Data extracted from a collection
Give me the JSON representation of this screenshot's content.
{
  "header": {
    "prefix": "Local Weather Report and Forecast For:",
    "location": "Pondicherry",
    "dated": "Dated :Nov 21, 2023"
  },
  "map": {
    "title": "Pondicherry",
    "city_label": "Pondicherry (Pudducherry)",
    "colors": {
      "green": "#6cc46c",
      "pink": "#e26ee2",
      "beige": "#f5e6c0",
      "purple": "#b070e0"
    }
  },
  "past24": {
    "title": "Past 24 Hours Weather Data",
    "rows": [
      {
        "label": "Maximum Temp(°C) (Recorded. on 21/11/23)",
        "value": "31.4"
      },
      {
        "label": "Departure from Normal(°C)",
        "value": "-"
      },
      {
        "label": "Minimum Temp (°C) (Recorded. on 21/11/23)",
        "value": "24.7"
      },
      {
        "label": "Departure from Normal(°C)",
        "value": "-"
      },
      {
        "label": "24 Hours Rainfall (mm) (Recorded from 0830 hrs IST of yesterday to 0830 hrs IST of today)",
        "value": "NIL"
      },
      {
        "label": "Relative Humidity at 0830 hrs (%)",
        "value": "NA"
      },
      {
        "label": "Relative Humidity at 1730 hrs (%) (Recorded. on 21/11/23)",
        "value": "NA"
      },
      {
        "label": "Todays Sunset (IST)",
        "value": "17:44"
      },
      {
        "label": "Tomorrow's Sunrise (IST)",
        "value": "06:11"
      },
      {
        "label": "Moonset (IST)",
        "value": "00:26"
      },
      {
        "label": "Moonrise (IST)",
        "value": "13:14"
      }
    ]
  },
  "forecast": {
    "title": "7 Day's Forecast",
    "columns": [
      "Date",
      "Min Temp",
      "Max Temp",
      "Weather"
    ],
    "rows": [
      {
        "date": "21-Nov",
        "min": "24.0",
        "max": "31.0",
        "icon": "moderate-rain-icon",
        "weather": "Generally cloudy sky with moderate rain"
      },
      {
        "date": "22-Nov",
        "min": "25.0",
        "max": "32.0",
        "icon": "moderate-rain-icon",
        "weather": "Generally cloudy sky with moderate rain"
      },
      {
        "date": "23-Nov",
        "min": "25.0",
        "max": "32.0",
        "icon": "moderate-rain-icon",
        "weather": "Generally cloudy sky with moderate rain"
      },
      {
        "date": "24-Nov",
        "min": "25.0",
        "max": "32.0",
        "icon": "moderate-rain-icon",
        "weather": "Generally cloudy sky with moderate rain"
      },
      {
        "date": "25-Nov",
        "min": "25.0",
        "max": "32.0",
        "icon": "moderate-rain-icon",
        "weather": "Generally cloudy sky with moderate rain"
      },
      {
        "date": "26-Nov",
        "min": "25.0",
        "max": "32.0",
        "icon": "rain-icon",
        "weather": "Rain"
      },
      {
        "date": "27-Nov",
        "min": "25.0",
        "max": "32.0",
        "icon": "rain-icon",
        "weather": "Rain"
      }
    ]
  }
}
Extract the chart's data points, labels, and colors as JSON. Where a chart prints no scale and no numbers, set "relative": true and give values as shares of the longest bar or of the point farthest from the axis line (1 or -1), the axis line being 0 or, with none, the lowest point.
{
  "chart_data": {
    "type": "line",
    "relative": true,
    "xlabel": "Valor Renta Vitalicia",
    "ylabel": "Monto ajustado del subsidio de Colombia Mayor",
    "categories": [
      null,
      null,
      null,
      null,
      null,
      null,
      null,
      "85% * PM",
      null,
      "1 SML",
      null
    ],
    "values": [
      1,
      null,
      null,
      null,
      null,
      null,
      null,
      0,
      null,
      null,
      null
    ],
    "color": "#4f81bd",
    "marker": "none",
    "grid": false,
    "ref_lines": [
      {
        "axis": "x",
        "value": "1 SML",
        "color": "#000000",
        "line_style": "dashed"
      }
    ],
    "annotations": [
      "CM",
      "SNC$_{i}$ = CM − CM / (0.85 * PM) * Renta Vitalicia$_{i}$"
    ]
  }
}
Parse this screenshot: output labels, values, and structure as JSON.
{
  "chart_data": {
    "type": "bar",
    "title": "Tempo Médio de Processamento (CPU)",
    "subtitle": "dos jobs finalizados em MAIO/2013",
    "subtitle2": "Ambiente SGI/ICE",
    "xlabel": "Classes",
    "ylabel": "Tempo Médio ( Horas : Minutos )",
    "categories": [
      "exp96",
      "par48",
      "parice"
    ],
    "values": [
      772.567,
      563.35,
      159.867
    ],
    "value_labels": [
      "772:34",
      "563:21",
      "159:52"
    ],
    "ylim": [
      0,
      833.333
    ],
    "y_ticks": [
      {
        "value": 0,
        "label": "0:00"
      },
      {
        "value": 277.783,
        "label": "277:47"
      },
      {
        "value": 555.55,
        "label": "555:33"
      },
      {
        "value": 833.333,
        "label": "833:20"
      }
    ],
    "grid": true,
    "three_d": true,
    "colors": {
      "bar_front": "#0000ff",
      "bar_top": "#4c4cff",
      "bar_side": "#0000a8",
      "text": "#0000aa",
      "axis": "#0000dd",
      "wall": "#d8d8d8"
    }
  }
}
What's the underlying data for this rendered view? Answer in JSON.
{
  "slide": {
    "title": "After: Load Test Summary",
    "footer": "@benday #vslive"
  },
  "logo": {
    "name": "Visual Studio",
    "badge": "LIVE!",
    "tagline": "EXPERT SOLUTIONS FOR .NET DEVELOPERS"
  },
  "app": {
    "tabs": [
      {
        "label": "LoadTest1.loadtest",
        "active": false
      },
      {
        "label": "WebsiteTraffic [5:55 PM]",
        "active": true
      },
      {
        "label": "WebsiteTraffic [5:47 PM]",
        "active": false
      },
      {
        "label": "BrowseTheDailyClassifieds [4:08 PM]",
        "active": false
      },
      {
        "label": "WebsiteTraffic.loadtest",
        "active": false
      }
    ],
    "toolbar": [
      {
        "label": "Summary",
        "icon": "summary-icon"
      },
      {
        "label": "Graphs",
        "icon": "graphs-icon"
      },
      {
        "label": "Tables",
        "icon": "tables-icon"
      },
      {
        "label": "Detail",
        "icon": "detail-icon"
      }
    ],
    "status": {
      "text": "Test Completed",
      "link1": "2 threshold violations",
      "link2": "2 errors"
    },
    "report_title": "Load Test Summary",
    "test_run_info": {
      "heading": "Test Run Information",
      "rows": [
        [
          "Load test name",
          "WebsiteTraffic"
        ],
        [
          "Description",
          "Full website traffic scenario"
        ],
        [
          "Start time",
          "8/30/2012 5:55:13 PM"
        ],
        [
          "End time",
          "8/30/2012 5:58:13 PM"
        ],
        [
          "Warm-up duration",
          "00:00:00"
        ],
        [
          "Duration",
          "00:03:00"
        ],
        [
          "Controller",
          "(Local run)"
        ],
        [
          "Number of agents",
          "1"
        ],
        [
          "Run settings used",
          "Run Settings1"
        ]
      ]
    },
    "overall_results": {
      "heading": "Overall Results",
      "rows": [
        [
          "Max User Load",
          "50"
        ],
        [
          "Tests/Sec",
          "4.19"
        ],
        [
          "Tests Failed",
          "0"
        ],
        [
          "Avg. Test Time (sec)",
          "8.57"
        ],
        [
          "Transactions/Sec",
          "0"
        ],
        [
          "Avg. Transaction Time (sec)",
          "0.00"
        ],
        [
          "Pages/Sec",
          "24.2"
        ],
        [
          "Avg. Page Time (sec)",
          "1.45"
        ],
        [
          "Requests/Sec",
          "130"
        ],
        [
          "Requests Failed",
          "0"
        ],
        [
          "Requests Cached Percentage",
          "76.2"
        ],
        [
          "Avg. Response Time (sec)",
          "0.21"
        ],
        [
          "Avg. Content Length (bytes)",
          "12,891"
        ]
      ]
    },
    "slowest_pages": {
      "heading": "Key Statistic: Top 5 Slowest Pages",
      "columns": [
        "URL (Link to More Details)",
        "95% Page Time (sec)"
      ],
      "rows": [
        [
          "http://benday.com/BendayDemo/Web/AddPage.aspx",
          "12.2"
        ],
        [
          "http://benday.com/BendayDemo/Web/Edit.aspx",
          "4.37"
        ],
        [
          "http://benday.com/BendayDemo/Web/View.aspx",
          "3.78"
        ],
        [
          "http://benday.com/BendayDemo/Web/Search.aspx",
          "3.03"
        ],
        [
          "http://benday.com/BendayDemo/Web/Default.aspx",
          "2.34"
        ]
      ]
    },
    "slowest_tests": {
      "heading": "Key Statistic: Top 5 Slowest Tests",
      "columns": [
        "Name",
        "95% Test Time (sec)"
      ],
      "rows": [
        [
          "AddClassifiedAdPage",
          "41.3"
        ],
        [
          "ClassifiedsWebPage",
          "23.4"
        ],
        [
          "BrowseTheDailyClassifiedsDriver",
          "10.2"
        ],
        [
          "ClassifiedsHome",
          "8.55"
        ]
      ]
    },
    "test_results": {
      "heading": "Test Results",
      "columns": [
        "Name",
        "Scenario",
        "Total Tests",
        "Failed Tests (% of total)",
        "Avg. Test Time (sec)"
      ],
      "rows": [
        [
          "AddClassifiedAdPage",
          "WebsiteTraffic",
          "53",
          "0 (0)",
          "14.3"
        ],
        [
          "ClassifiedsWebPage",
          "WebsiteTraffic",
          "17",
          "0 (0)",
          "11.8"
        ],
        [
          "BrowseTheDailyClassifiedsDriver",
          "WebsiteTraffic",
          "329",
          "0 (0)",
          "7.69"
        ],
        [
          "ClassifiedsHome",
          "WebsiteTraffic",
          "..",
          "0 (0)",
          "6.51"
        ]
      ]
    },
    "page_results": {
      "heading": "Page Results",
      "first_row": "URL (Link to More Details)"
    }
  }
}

**Problem details**
Tally the lines that hold the string "heading" and state the total, nothing more.

**Response**
6